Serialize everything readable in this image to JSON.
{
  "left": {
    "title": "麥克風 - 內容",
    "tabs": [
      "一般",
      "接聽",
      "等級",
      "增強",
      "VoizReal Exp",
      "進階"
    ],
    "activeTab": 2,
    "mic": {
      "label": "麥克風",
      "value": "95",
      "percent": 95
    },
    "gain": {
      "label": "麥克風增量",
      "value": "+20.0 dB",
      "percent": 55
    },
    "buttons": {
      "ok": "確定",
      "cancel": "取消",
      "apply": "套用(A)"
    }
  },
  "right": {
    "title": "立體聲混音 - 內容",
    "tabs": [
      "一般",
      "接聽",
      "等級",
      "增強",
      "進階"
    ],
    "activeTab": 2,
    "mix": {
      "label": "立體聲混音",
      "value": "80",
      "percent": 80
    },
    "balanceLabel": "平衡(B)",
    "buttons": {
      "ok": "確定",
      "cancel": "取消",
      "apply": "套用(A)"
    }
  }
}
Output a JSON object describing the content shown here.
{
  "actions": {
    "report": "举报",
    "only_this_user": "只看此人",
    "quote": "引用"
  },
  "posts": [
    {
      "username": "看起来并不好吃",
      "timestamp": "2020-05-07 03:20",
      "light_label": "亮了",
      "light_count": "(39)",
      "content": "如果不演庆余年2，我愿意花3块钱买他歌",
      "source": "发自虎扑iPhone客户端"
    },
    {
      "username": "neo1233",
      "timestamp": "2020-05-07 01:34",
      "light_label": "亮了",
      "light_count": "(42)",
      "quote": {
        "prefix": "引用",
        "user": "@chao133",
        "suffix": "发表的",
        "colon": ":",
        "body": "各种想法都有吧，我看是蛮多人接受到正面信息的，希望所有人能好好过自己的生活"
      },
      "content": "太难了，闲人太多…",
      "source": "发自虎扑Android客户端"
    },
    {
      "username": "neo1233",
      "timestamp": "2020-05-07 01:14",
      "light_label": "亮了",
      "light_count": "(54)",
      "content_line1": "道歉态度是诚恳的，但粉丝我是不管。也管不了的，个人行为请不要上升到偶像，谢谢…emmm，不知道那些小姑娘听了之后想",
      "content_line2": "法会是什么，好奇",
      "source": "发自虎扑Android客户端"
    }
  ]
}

──────────

■ Task brief
Extract each line of the material exactly as it stands.

■ Exercise solution
Serialize everything readable in this image to JSON.
{
  "left": {
    "title": "麥克風 - 內容",
    "tabs": [
      "一般",
      "接聽",
      "等級",
      "增強",
      "VoizReal Exp",
      "進階"
    ],
    "activeTab": 2,
    "mic": {
      "label": "麥克風",
      "value": "95",
      "percent": 95
    },
    "gain": {
      "label": "麥克風增量",
      "value": "+20.0 dB",
      "percent": 55
    },
    "buttons": {
      "ok": "確定",
      "cancel": "取消",
      "apply": "套用(A)"
    }
  },
  "right": {
    "title": "立體聲混音 - 內容",
    "tabs": [
      "一般",
      "接聽",
      "等級",
      "增強",
      "進階"
    ],
    "activeTab": 2,
    "mix": {
      "label": "立體聲混音",
      "value": "80",
      "percent": 80
    },
    "balanceLabel": "平衡(B)",
    "buttons": {
      "ok": "確定",
      "cancel": "取消",
      "apply": "套用(A)"
    }
  }
}
Output a JSON object describing the content shown here.
{
  "actions": {
    "report": "举报",
    "only_this_user": "只看此人",
    "quote": "引用"
  },
  "posts": [
    {
      "username": "看起来并不好吃",
      "timestamp": "2020-05-07 03:20",
      "light_label": "亮了",
      "light_count": "(39)",
      "content": "如果不演庆余年2，我愿意花3块钱买他歌",
      "source": "发自虎扑iPhone客户端"
    },
    {
      "username": "neo1233",
      "timestamp": "2020-05-07 01:34",
      "light_label": "亮了",
      "light_count": "(42)",
      "quote": {
        "prefix": "引用",
        "user": "@chao133",
        "suffix": "发表的",
        "colon": ":",
        "body": "各种想法都有吧，我看是蛮多人接受到正面信息的，希望所有人能好好过自己的生活"
      },
      "content": "太难了，闲人太多…",
      "source": "发自虎扑Android客户端"
    },
    {
      "username": "neo1233",
      "timestamp": "2020-05-07 01:14",
      "light_label": "亮了",
      "light_count": "(54)",
      "content_line1": "道歉态度是诚恳的，但粉丝我是不管。也管不了的，个人行为请不要上升到偶像，谢谢…emmm，不知道那些小姑娘听了之后想",
      "content_line2": "法会是什么，好奇",
      "source": "发自虎扑Android客户端"
    }
  ]
}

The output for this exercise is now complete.